Entries supplied:
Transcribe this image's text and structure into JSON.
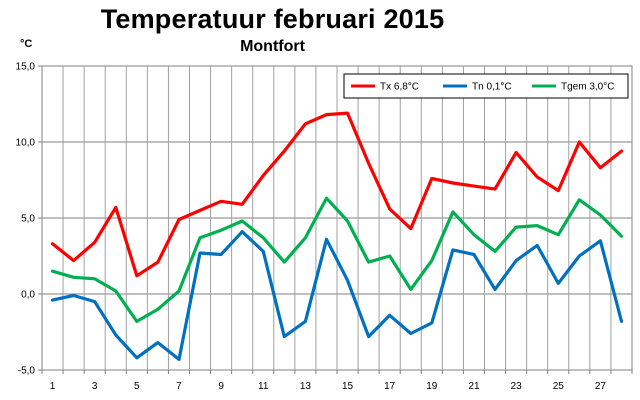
{
  "title": "Temperatuur februari 2015",
  "subtitle": "Montfort",
  "unit_label": "°C",
  "chart_data": {
    "type": "line",
    "title": "Temperatuur februari 2015",
    "subtitle": "Montfort",
    "ylabel": "°C",
    "xlabel": "",
    "x": [
      1,
      2,
      3,
      4,
      5,
      6,
      7,
      8,
      9,
      10,
      11,
      12,
      13,
      14,
      15,
      16,
      17,
      18,
      19,
      20,
      21,
      22,
      23,
      24,
      25,
      26,
      27,
      28
    ],
    "x_tick_labels": [
      "1",
      "3",
      "5",
      "7",
      "9",
      "11",
      "13",
      "15",
      "17",
      "19",
      "21",
      "23",
      "25",
      "27"
    ],
    "y_tick_labels": [
      "15,0",
      "10,0",
      "5,0",
      "0,0",
      "-5,0"
    ],
    "ylim": [
      -5,
      15
    ],
    "grid": true,
    "legend_position": "top-right",
    "series": [
      {
        "name": "Tx 6,8°C",
        "color": "#ff0000",
        "values": [
          3.3,
          2.2,
          3.4,
          5.7,
          1.2,
          2.1,
          4.9,
          5.5,
          6.1,
          5.9,
          7.8,
          9.4,
          11.2,
          11.8,
          11.9,
          8.6,
          5.6,
          4.3,
          7.6,
          7.3,
          7.1,
          6.9,
          9.3,
          7.7,
          6.8,
          10.0,
          8.3,
          9.4
        ]
      },
      {
        "name": "Tn 0,1°C",
        "color": "#0070c0",
        "values": [
          -0.4,
          -0.1,
          -0.5,
          -2.7,
          -4.2,
          -3.2,
          -4.3,
          2.7,
          2.6,
          4.1,
          2.8,
          -2.8,
          -1.8,
          3.6,
          0.9,
          -2.8,
          -1.4,
          -2.6,
          -1.9,
          2.9,
          2.6,
          0.3,
          2.2,
          3.2,
          0.7,
          2.5,
          3.5,
          -1.8
        ]
      },
      {
        "name": "Tgem 3,0°C",
        "color": "#00b050",
        "values": [
          1.5,
          1.1,
          1.0,
          0.2,
          -1.8,
          -1.0,
          0.2,
          3.7,
          4.2,
          4.8,
          3.7,
          2.1,
          3.7,
          6.3,
          4.8,
          2.1,
          2.5,
          0.3,
          2.2,
          5.4,
          3.9,
          2.8,
          4.4,
          4.5,
          3.9,
          6.2,
          5.2,
          3.8
        ]
      }
    ]
  }
}
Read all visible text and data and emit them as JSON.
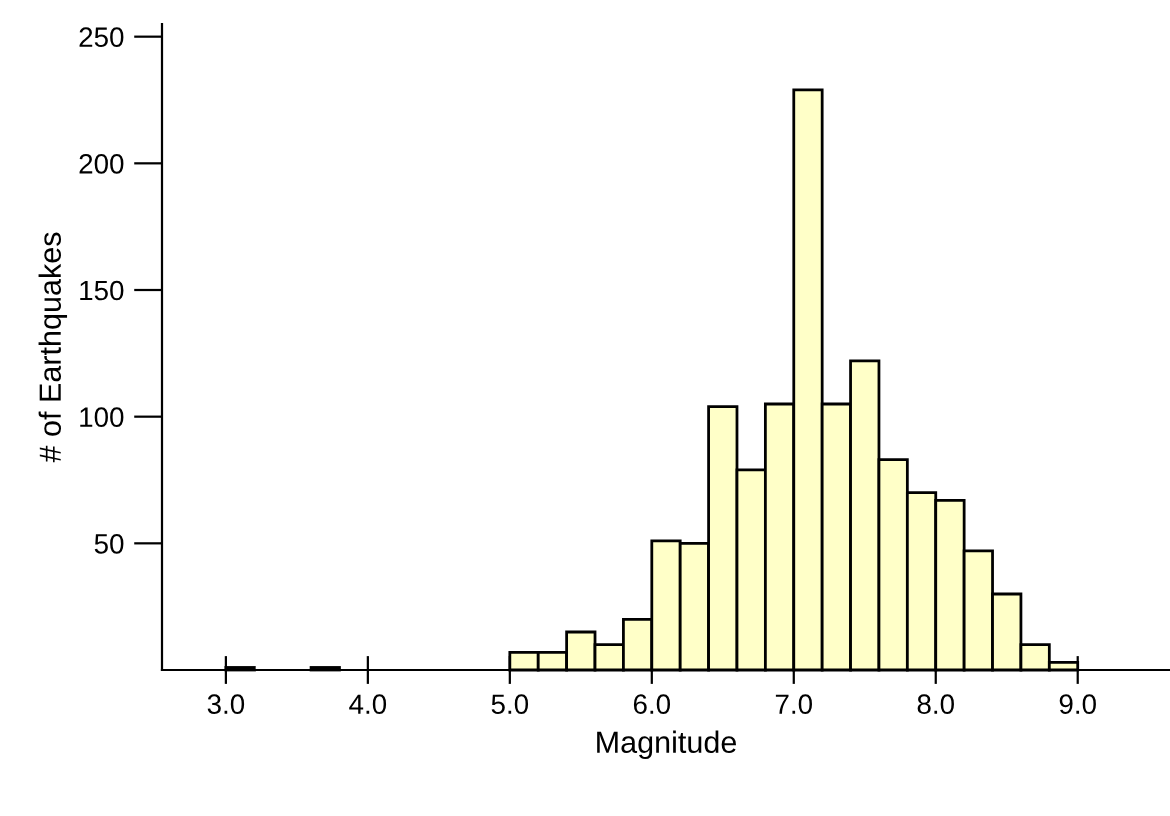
{
  "chart_data": {
    "type": "histogram",
    "xlabel": "Magnitude",
    "ylabel": "# of Earthquakes",
    "bins": [
      3.0,
      3.2,
      3.4,
      3.6,
      3.8,
      4.0,
      4.2,
      4.4,
      4.6,
      4.8,
      5.0,
      5.2,
      5.4,
      5.6,
      5.8,
      6.0,
      6.2,
      6.4,
      6.6,
      6.8,
      7.0,
      7.2,
      7.4,
      7.6,
      7.8,
      8.0,
      8.2,
      8.4,
      8.6,
      8.8,
      9.0
    ],
    "values": [
      1,
      0,
      0,
      1,
      0,
      0,
      0,
      0,
      0,
      0,
      7,
      7,
      15,
      10,
      20,
      51,
      50,
      104,
      79,
      105,
      229,
      105,
      122,
      83,
      70,
      67,
      47,
      30,
      10,
      3
    ],
    "color": "#ffffc8",
    "xlim": [
      2.55,
      9.65
    ],
    "ylim": [
      0,
      255
    ],
    "xticks": [
      {
        "value": 3,
        "label": "3.0"
      },
      {
        "value": 4,
        "label": "4.0"
      },
      {
        "value": 5,
        "label": "5.0"
      },
      {
        "value": 6,
        "label": "6.0"
      },
      {
        "value": 7,
        "label": "7.0"
      },
      {
        "value": 8,
        "label": "8.0"
      },
      {
        "value": 9,
        "label": "9.0"
      }
    ],
    "yticks": [
      50,
      100,
      150,
      200,
      250
    ],
    "grid": false,
    "legend": false
  }
}
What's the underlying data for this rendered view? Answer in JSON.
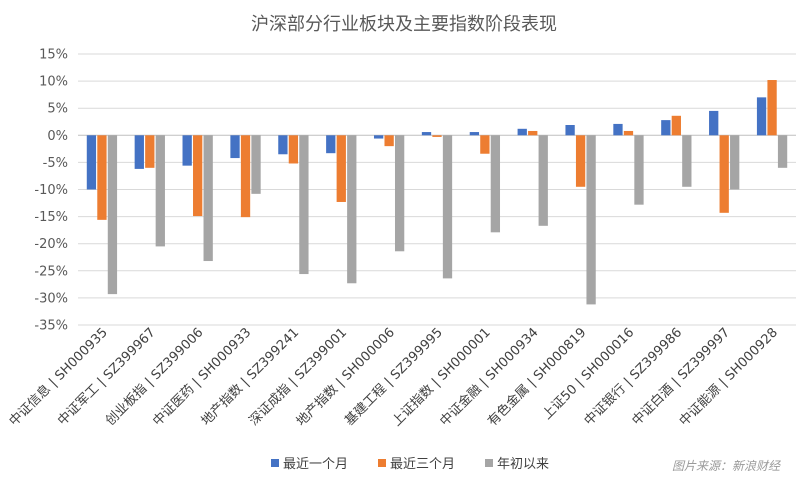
{
  "chart_data": {
    "type": "bar",
    "title": "沪深部分行业板块及主要指数阶段表现",
    "categories": [
      "中证信息 | SH000935",
      "中证军工 | SZ399967",
      "创业板指 | SZ399006",
      "中证医药 | SH000933",
      "地产指数 | SZ399241",
      "深证成指 | SZ399001",
      "地产指数 | SH000006",
      "基建工程 | SZ399995",
      "上证指数 | SH000001",
      "中证金融 | SH000934",
      "有色金属 | SH000819",
      "上证50 | SH000016",
      "中证银行 | SZ399986",
      "中证白酒 | SZ399997",
      "中证能源 | SH000928"
    ],
    "series": [
      {
        "name": "最近一个月",
        "color": "#4472C4",
        "values": [
          -10,
          -6.2,
          -5.6,
          -4.2,
          -3.5,
          -3.3,
          -0.6,
          0.6,
          0.6,
          1.2,
          1.9,
          2.1,
          2.8,
          4.5,
          7.0
        ]
      },
      {
        "name": "最近三个月",
        "color": "#ED7D31",
        "values": [
          -15.6,
          -6.0,
          -14.9,
          -15.1,
          -5.2,
          -12.3,
          -2.0,
          -0.3,
          -3.4,
          0.8,
          -9.5,
          0.8,
          3.6,
          -14.3,
          10.2
        ]
      },
      {
        "name": "年初以来",
        "color": "#A5A5A5",
        "values": [
          -29.3,
          -20.5,
          -23.2,
          -10.8,
          -25.6,
          -27.3,
          -21.4,
          -26.4,
          -17.9,
          -16.7,
          -31.2,
          -12.8,
          -9.5,
          -10.0,
          -6.0
        ]
      }
    ],
    "ylim": [
      -35,
      15
    ],
    "yticks": [
      15,
      10,
      5,
      0,
      -5,
      -10,
      -15,
      -20,
      -25,
      -30,
      -35
    ],
    "ytick_labels": [
      "15%",
      "10%",
      "5%",
      "0%",
      "-5%",
      "-10%",
      "-15%",
      "-20%",
      "-25%",
      "-30%",
      "-35%"
    ],
    "legend_position": "bottom",
    "grid": "horizontal"
  },
  "watermark": "图片来源：新浪财经"
}
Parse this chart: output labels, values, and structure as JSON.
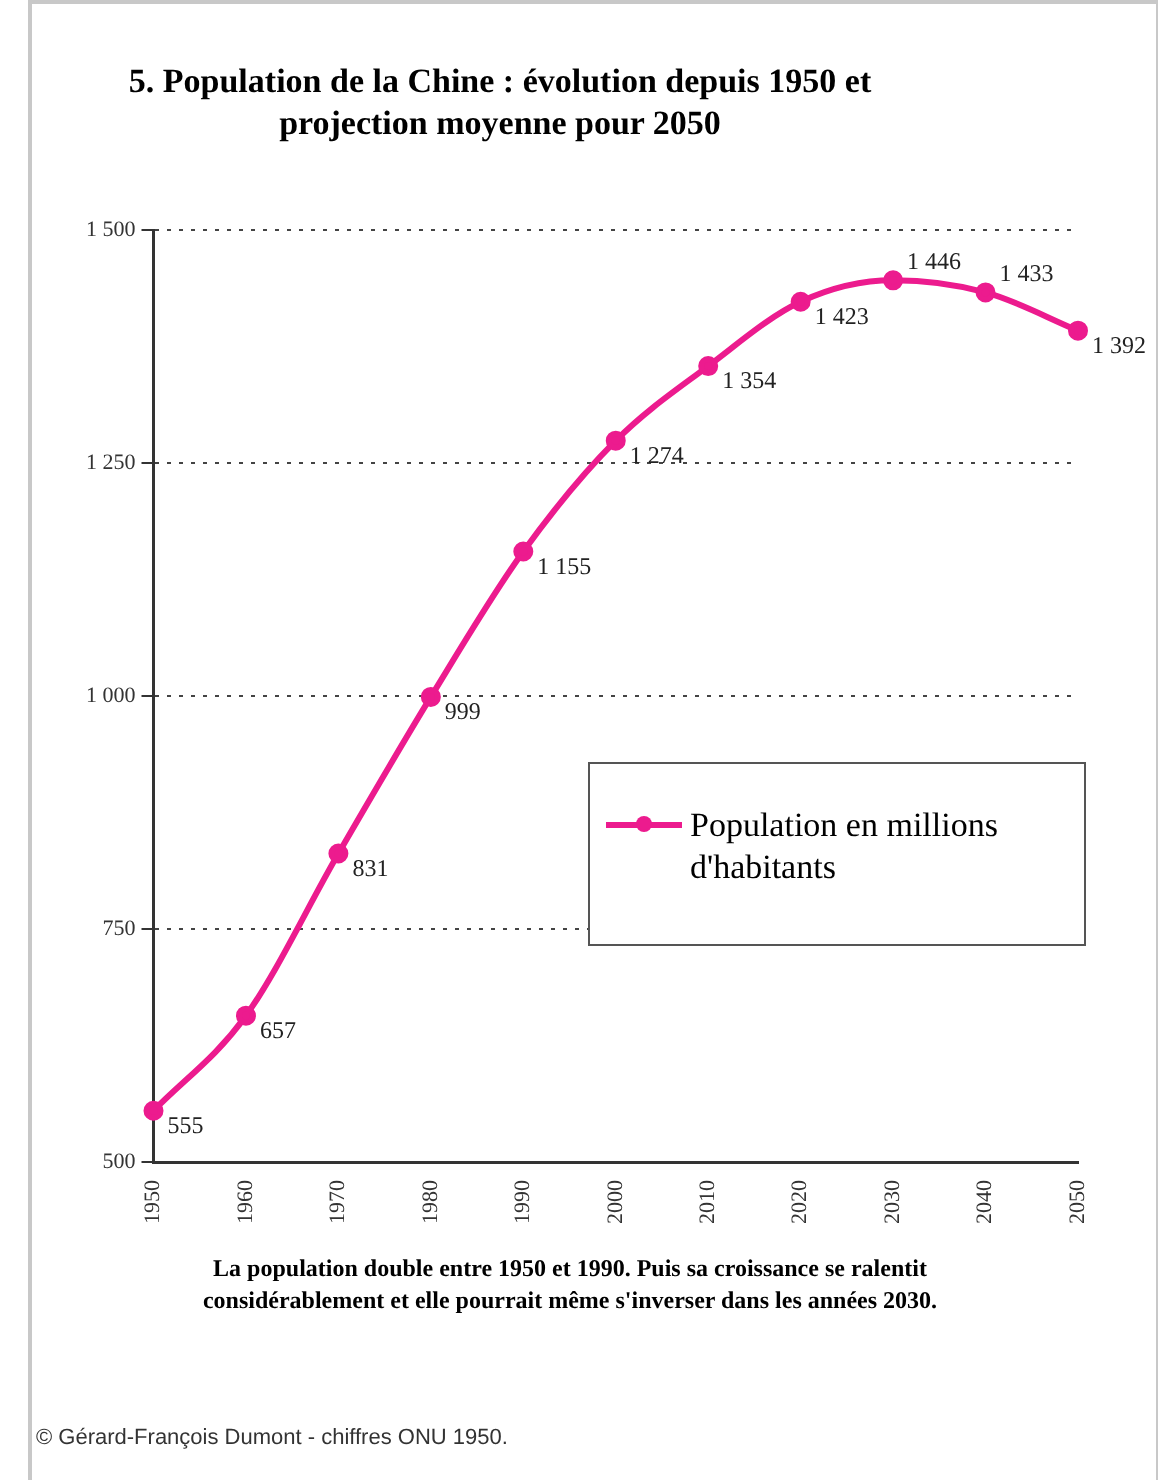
{
  "chart_data": {
    "type": "line",
    "title": "5. Population de la Chine : évolution depuis 1950 et projection moyenne pour 2050",
    "categories": [
      "1950",
      "1960",
      "1970",
      "1980",
      "1990",
      "2000",
      "2010",
      "2020",
      "2030",
      "2040",
      "2050"
    ],
    "series": [
      {
        "name": "Population en millions d'habitants",
        "color": "#ec1b8e",
        "values": [
          555,
          657,
          831,
          999,
          1155,
          1274,
          1354,
          1423,
          1446,
          1433,
          1392
        ],
        "value_labels": [
          "555",
          "657",
          "831",
          "999",
          "1 155",
          "1 274",
          "1 354",
          "1 423",
          "1 446",
          "1 433",
          "1 392"
        ]
      }
    ],
    "ylim": [
      500,
      1500
    ],
    "yticks": [
      {
        "value": 500,
        "label": "500"
      },
      {
        "value": 750,
        "label": "750"
      },
      {
        "value": 1000,
        "label": "1 000"
      },
      {
        "value": 1250,
        "label": "1 250"
      },
      {
        "value": 1500,
        "label": "1 500"
      }
    ],
    "grid": "y",
    "legend": "right",
    "marker": "circle",
    "line_style": "solid",
    "annotations": [
      "La population double entre 1950 et 1990. Puis sa croissance se ralentit considérablement et elle pourrait même s'inverser dans les années 2030.",
      "© Gérard-François Dumont - chiffres ONU 1950."
    ]
  }
}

Set exercise:
Leaving all pictures aside, quote each record exactly.

Solution to this task:
Transcribe this image's text and structure into JSON.
{
  "title": "Temperatuur februari 2015",
  "subtitle": "Montfort",
  "unit_label": "°C",
  "chart_data": {
    "type": "line",
    "title": "Temperatuur februari 2015",
    "subtitle": "Montfort",
    "ylabel": "°C",
    "xlabel": "",
    "x": [
      1,
      2,
      3,
      4,
      5,
      6,
      7,
      8,
      9,
      10,
      11,
      12,
      13,
      14,
      15,
      16,
      17,
      18,
      19,
      20,
      21,
      22,
      23,
      24,
      25,
      26,
      27,
      28
    ],
    "x_tick_labels": [
      "1",
      "3",
      "5",
      "7",
      "9",
      "11",
      "13",
      "15",
      "17",
      "19",
      "21",
      "23",
      "25",
      "27"
    ],
    "y_tick_labels": [
      "15,0",
      "10,0",
      "5,0",
      "0,0",
      "-5,0"
    ],
    "ylim": [
      -5,
      15
    ],
    "grid": true,
    "legend_position": "top-right",
    "series": [
      {
        "name": "Tx 6,8°C",
        "color": "#ff0000",
        "values": [
          3.3,
          2.2,
          3.4,
          5.7,
          1.2,
          2.1,
          4.9,
          5.5,
          6.1,
          5.9,
          7.8,
          9.4,
          11.2,
          11.8,
          11.9,
          8.6,
          5.6,
          4.3,
          7.6,
          7.3,
          7.1,
          6.9,
          9.3,
          7.7,
          6.8,
          10.0,
          8.3,
          9.4
        ]
      },
      {
        "name": "Tn 0,1°C",
        "color": "#0070c0",
        "values": [
          -0.4,
          -0.1,
          -0.5,
          -2.7,
          -4.2,
          -3.2,
          -4.3,
          2.7,
          2.6,
          4.1,
          2.8,
          -2.8,
          -1.8,
          3.6,
          0.9,
          -2.8,
          -1.4,
          -2.6,
          -1.9,
          2.9,
          2.6,
          0.3,
          2.2,
          3.2,
          0.7,
          2.5,
          3.5,
          -1.8
        ]
      },
      {
        "name": "Tgem 3,0°C",
        "color": "#00b050",
        "values": [
          1.5,
          1.1,
          1.0,
          0.2,
          -1.8,
          -1.0,
          0.2,
          3.7,
          4.2,
          4.8,
          3.7,
          2.1,
          3.7,
          6.3,
          4.8,
          2.1,
          2.5,
          0.3,
          2.2,
          5.4,
          3.9,
          2.8,
          4.4,
          4.5,
          3.9,
          6.2,
          5.2,
          3.8
        ]
      }
    ]
  }
}
Read all visible text and data and emit them as JSON.
{
  "chart_data": {
    "type": "histogram",
    "xlabel": "Magnitude",
    "ylabel": "# of Earthquakes",
    "bins": [
      3.0,
      3.2,
      3.4,
      3.6,
      3.8,
      4.0,
      4.2,
      4.4,
      4.6,
      4.8,
      5.0,
      5.2,
      5.4,
      5.6,
      5.8,
      6.0,
      6.2,
      6.4,
      6.6,
      6.8,
      7.0,
      7.2,
      7.4,
      7.6,
      7.8,
      8.0,
      8.2,
      8.4,
      8.6,
      8.8,
      9.0
    ],
    "values": [
      1,
      0,
      0,
      1,
      0,
      0,
      0,
      0,
      0,
      0,
      7,
      7,
      15,
      10,
      20,
      51,
      50,
      104,
      79,
      105,
      229,
      105,
      122,
      83,
      70,
      67,
      47,
      30,
      10,
      3
    ],
    "color": "#ffffc8",
    "xlim": [
      2.55,
      9.65
    ],
    "ylim": [
      0,
      255
    ],
    "xticks": [
      {
        "value": 3,
        "label": "3.0"
      },
      {
        "value": 4,
        "label": "4.0"
      },
      {
        "value": 5,
        "label": "5.0"
      },
      {
        "value": 6,
        "label": "6.0"
      },
      {
        "value": 7,
        "label": "7.0"
      },
      {
        "value": 8,
        "label": "8.0"
      },
      {
        "value": 9,
        "label": "9.0"
      }
    ],
    "yticks": [
      50,
      100,
      150,
      200,
      250
    ],
    "grid": false,
    "legend": false
  }
}
What's the underlying data for this rendered view? Answer in JSON.
{
  "chart_data": {
    "type": "bar",
    "title": "沪深部分行业板块及主要指数阶段表现",
    "categories": [
      "中证信息 | SH000935",
      "中证军工 | SZ399967",
      "创业板指 | SZ399006",
      "中证医药 | SH000933",
      "地产指数 | SZ399241",
      "深证成指 | SZ399001",
      "地产指数 | SH000006",
      "基建工程 | SZ399995",
      "上证指数 | SH000001",
      "中证金融 | SH000934",
      "有色金属 | SH000819",
      "上证50 | SH000016",
      "中证银行 | SZ399986",
      "中证白酒 | SZ399997",
      "中证能源 | SH000928"
    ],
    "series": [
      {
        "name": "最近一个月",
        "color": "#4472C4",
        "values": [
          -10,
          -6.2,
          -5.6,
          -4.2,
          -3.5,
          -3.3,
          -0.6,
          0.6,
          0.6,
          1.2,
          1.9,
          2.1,
          2.8,
          4.5,
          7.0
        ]
      },
      {
        "name": "最近三个月",
        "color": "#ED7D31",
        "values": [
          -15.6,
          -6.0,
          -14.9,
          -15.1,
          -5.2,
          -12.3,
          -2.0,
          -0.3,
          -3.4,
          0.8,
          -9.5,
          0.8,
          3.6,
          -14.3,
          10.2
        ]
      },
      {
        "name": "年初以来",
        "color": "#A5A5A5",
        "values": [
          -29.3,
          -20.5,
          -23.2,
          -10.8,
          -25.6,
          -27.3,
          -21.4,
          -26.4,
          -17.9,
          -16.7,
          -31.2,
          -12.8,
          -9.5,
          -10.0,
          -6.0
        ]
      }
    ],
    "ylim": [
      -35,
      15
    ],
    "yticks": [
      15,
      10,
      5,
      0,
      -5,
      -10,
      -15,
      -20,
      -25,
      -30,
      -35
    ],
    "ytick_labels": [
      "15%",
      "10%",
      "5%",
      "0%",
      "-5%",
      "-10%",
      "-15%",
      "-20%",
      "-25%",
      "-30%",
      "-35%"
    ],
    "legend_position": "bottom",
    "grid": "horizontal"
  },
  "watermark": "图片来源：新浪财经"
}
Parse this chart: output labels, values, and structure as JSON.
{
  "chart_data": {
    "type": "line",
    "title": "5. Population de la Chine : évolution depuis 1950 et projection moyenne pour 2050",
    "categories": [
      "1950",
      "1960",
      "1970",
      "1980",
      "1990",
      "2000",
      "2010",
      "2020",
      "2030",
      "2040",
      "2050"
    ],
    "series": [
      {
        "name": "Population en millions d'habitants",
        "color": "#ec1b8e",
        "values": [
          555,
          657,
          831,
          999,
          1155,
          1274,
          1354,
          1423,
          1446,
          1433,
          1392
        ],
        "value_labels": [
          "555",
          "657",
          "831",
          "999",
          "1 155",
          "1 274",
          "1 354",
          "1 423",
          "1 446",
          "1 433",
          "1 392"
        ]
      }
    ],
    "ylim": [
      500,
      1500
    ],
    "yticks": [
      {
        "value": 500,
        "label": "500"
      },
      {
        "value": 750,
        "label": "750"
      },
      {
        "value": 1000,
        "label": "1 000"
      },
      {
        "value": 1250,
        "label": "1 250"
      },
      {
        "value": 1500,
        "label": "1 500"
      }
    ],
    "grid": "y",
    "legend": "right",
    "marker": "circle",
    "line_style": "solid",
    "annotations": [
      "La population double entre 1950 et 1990. Puis sa croissance se ralentit considérablement et elle pourrait même s'inverser dans les années 2030.",
      "© Gérard-François Dumont - chiffres ONU 1950."
    ]
  }
}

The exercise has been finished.